Figure contents as structured data
-*-*-

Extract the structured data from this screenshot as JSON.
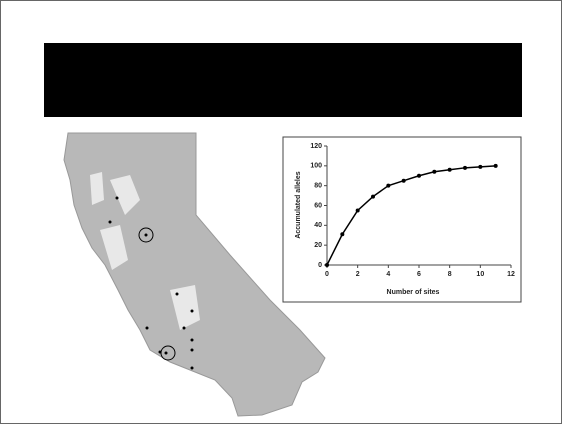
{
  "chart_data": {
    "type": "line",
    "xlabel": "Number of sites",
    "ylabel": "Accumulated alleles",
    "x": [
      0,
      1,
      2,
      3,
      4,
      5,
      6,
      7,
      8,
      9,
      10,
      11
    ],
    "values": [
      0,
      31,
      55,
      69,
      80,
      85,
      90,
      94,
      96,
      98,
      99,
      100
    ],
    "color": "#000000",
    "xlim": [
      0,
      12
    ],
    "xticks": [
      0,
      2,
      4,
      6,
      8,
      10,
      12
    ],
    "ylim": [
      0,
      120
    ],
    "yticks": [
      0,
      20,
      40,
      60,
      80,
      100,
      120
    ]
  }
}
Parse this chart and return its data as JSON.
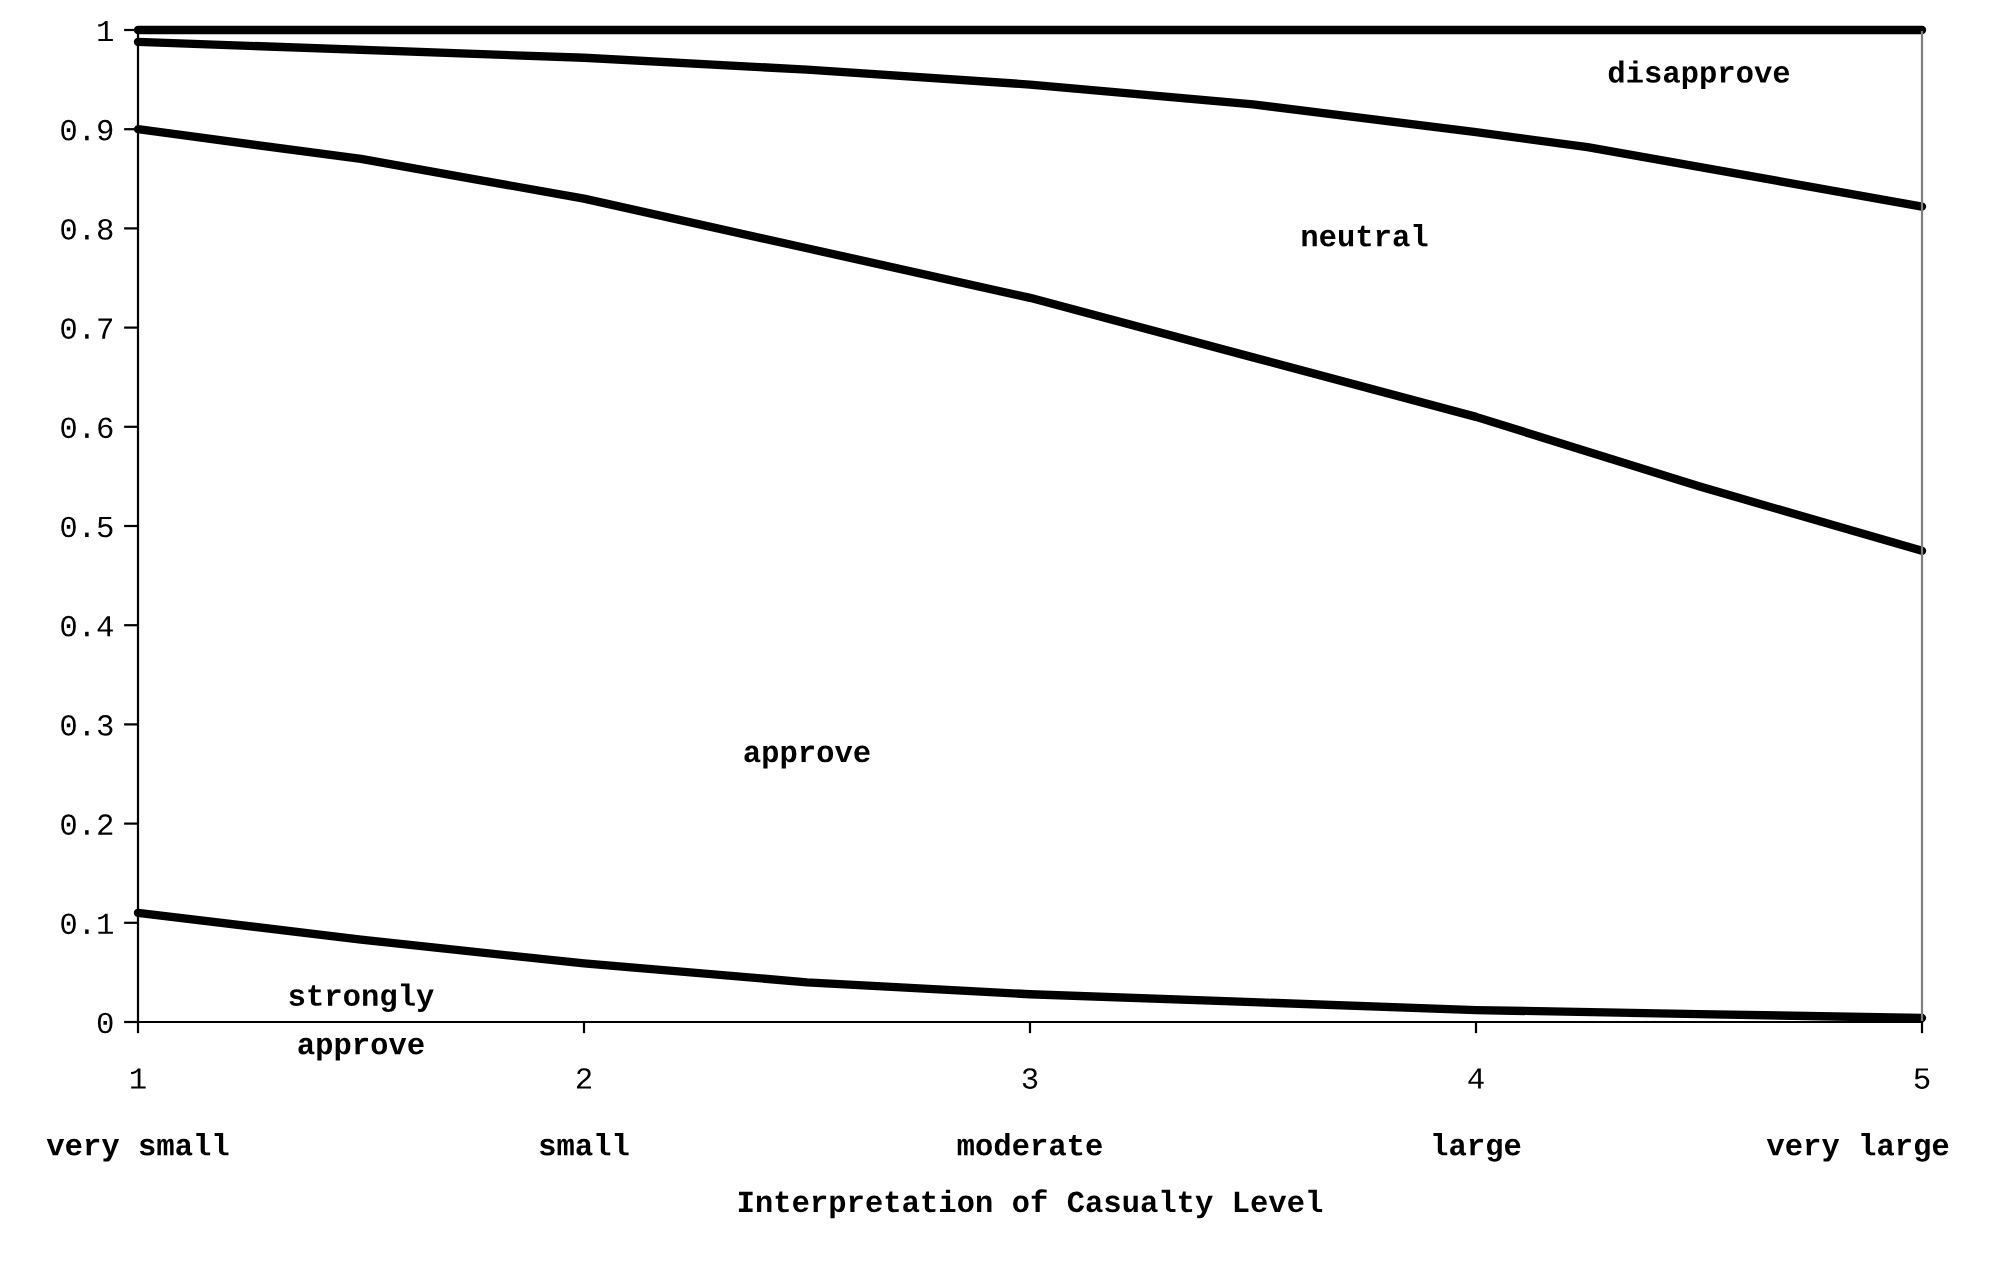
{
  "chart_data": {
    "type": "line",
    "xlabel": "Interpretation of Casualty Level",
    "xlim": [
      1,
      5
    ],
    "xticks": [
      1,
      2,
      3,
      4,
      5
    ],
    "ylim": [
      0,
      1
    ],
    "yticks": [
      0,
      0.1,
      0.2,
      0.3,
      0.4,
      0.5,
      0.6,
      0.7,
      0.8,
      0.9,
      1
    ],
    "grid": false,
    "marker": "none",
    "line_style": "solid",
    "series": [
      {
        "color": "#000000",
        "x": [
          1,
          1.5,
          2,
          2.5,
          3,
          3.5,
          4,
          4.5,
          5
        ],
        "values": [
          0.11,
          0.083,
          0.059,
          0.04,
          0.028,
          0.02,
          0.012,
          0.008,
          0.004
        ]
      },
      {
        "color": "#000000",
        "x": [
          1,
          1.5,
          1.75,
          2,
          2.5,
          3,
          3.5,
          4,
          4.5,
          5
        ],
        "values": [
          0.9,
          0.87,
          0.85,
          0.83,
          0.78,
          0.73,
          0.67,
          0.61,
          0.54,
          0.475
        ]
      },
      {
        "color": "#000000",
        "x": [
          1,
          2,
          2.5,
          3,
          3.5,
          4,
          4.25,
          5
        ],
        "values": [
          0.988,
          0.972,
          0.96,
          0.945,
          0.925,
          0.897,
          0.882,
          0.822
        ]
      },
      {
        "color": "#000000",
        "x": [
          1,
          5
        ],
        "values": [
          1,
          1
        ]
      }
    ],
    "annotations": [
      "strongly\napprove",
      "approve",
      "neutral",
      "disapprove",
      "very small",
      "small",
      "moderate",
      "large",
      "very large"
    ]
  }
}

-*-*-

Select every line above that contains the word "JSON", and copy it.

Task solution
Extract the structured data from this screenshot as JSON.
Parse this chart and return its data as JSON.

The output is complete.